__WRITTEN REQUEST__. Pictures aside, quote the whole listing exactly.

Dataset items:
▬▬▬▬▬▬▬▬▬▬
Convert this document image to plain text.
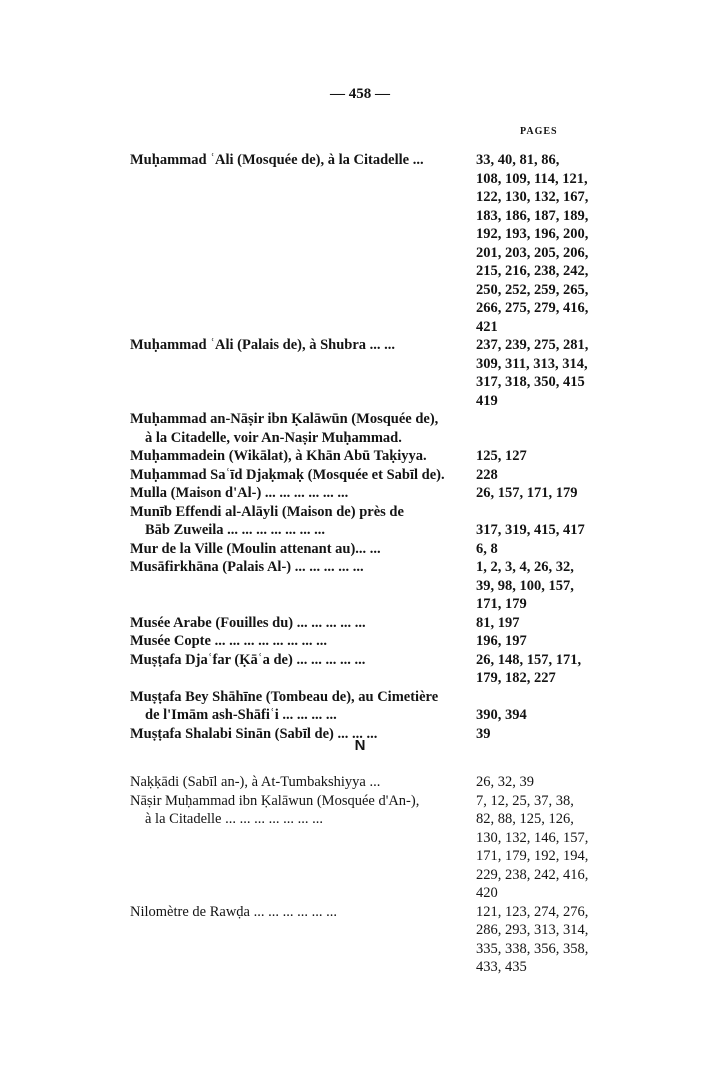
— 458 —
PAGES
Muḥammad ʿAli (Mosquée de), à la Citadelle ...	33, 40, 81, 86,
108, 109, 114, 121,
122, 130, 132, 167,
183, 186, 187, 189,
192, 193, 196, 200,
201, 203, 205, 206,
215, 216, 238, 242,
250, 252, 259, 265,
266, 275, 279, 416,
421
Muḥammad ʿAli (Palais de), à Shubra ... ...	237, 239, 275, 281,
309, 311, 313, 314,
317, 318, 350, 415
419
Muḥammad an-Nāṣir ibn Ḳalāwūn (Mosquée de),
à la Citadelle, voir An-Naṣir Muḥammad.
Muḥammadein (Wikālat), à Khān Abū Taḳiyya.	125, 127
Muḥammad Saʿīd Djaḳmaḳ (Mosquée et Sabīl de). 228
Mulla (Maison d'Al-) ... ... ... ... ... ...	26, 157, 171, 179
Munīb Effendi al-Alāyli (Maison de) près de
Bāb Zuweila ... ... ... ... ... ... ...	317, 319, 415, 417
Mur de la Ville (Moulin attenant au)... ...	6, 8
Musāfirkhāna (Palais Al-) ... ... ... ... ...	1, 2, 3, 4, 26, 32,
39, 98, 100, 157,
171, 179
Musée Arabe (Fouilles du) ... ... ... ... ...	81, 197
Musée Copte ... ... ... ... ... ... ... ...	196, 197
Muṣṭafa Djaʿfar (Ḳāʿa de) ... ... ... ... ...	26, 148, 157, 171,
179, 182, 227
Muṣṭafa Bey Shāhīne (Tombeau de), au Cimetière
de l'Imām ash-Shāfiʿi ... ... ... ...	390, 394
Muṣṭafa Shalabi Sinān (Sabīl de) ... ... ...	39
N
Naḳḳādi (Sabīl an-), à At-Tumbakshiyya ...	26, 32, 39
Nāṣir Muḥammad ibn Ḳalāwun (Mosquée d'An-),	7, 12, 25, 37, 38,
à la Citadelle ... ... ... ... ... ... ...	82, 88, 125, 126,
130, 132, 146, 157,
171, 179, 192, 194,
229, 238, 242, 416,
420
Nilomètre de Rawḍa ... ... ... ... ... ...	121, 123, 274, 276,
286, 293, 313, 314,
335, 338, 356, 358,
433, 435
▬▬▬▬▬▬▬▬▬▬
__FINAL RESULT__.
Convert this document image to plain text.
— 458 —
PAGES
Muḥammad ʿAli (Mosquée de), à la Citadelle ...	33, 40, 81, 86,
108, 109, 114, 121,
122, 130, 132, 167,
183, 186, 187, 189,
192, 193, 196, 200,
201, 203, 205, 206,
215, 216, 238, 242,
250, 252, 259, 265,
266, 275, 279, 416,
421
Muḥammad ʿAli (Palais de), à Shubra ... ...	237, 239, 275, 281,
309, 311, 313, 314,
317, 318, 350, 415
419
Muḥammad an-Nāṣir ibn Ḳalāwūn (Mosquée de),
à la Citadelle, voir An-Naṣir Muḥammad.
Muḥammadein (Wikālat), à Khān Abū Taḳiyya.	125, 127
Muḥammad Saʿīd Djaḳmaḳ (Mosquée et Sabīl de). 228
Mulla (Maison d'Al-) ... ... ... ... ... ...	26, 157, 171, 179
Munīb Effendi al-Alāyli (Maison de) près de
Bāb Zuweila ... ... ... ... ... ... ...	317, 319, 415, 417
Mur de la Ville (Moulin attenant au)... ...	6, 8
Musāfirkhāna (Palais Al-) ... ... ... ... ...	1, 2, 3, 4, 26, 32,
39, 98, 100, 157,
171, 179
Musée Arabe (Fouilles du) ... ... ... ... ...	81, 197
Musée Copte ... ... ... ... ... ... ... ...	196, 197
Muṣṭafa Djaʿfar (Ḳāʿa de) ... ... ... ... ...	26, 148, 157, 171,
179, 182, 227
Muṣṭafa Bey Shāhīne (Tombeau de), au Cimetière
de l'Imām ash-Shāfiʿi ... ... ... ...	390, 394
Muṣṭafa Shalabi Sinān (Sabīl de) ... ... ...	39
N
Naḳḳādi (Sabīl an-), à At-Tumbakshiyya ...	26, 32, 39
Nāṣir Muḥammad ibn Ḳalāwun (Mosquée d'An-),	7, 12, 25, 37, 38,
à la Citadelle ... ... ... ... ... ... ...	82, 88, 125, 126,
130, 132, 146, 157,
171, 179, 192, 194,
229, 238, 242, 416,
420
Nilomètre de Rawḍa ... ... ... ... ... ...	121, 123, 274, 276,
286, 293, 313, 314,
335, 338, 356, 358,
433, 435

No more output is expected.